*Your objective:* Copy out all of the material exactly.

*Records:*
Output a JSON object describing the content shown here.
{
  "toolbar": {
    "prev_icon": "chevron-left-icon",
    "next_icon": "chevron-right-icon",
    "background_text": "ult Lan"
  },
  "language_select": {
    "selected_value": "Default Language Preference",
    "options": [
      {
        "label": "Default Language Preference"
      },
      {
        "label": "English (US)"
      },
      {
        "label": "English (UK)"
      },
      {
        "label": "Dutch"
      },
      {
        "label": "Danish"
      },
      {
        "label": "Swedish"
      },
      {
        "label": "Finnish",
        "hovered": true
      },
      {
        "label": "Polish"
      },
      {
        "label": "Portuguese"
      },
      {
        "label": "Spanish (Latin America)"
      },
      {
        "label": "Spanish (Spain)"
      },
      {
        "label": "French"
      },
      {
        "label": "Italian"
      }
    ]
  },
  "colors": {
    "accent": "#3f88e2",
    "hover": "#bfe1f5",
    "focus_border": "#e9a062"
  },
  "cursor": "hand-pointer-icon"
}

*The output:*
Output a JSON object describing the content shown here.
{
  "toolbar": {
    "prev_icon": "chevron-left-icon",
    "next_icon": "chevron-right-icon",
    "background_text": "ult Lan"
  },
  "language_select": {
    "selected_value": "Default Language Preference",
    "options": [
      {
        "label": "Default Language Preference"
      },
      {
        "label": "English (US)"
      },
      {
        "label": "English (UK)"
      },
      {
        "label": "Dutch"
      },
      {
        "label": "Danish"
      },
      {
        "label": "Swedish"
      },
      {
        "label": "Finnish",
        "hovered": true
      },
      {
        "label": "Polish"
      },
      {
        "label": "Portuguese"
      },
      {
        "label": "Spanish (Latin America)"
      },
      {
        "label": "Spanish (Spain)"
      },
      {
        "label": "French"
      },
      {
        "label": "Italian"
      }
    ]
  },
  "colors": {
    "accent": "#3f88e2",
    "hover": "#bfe1f5",
    "focus_border": "#e9a062"
  },
  "cursor": "hand-pointer-icon"
}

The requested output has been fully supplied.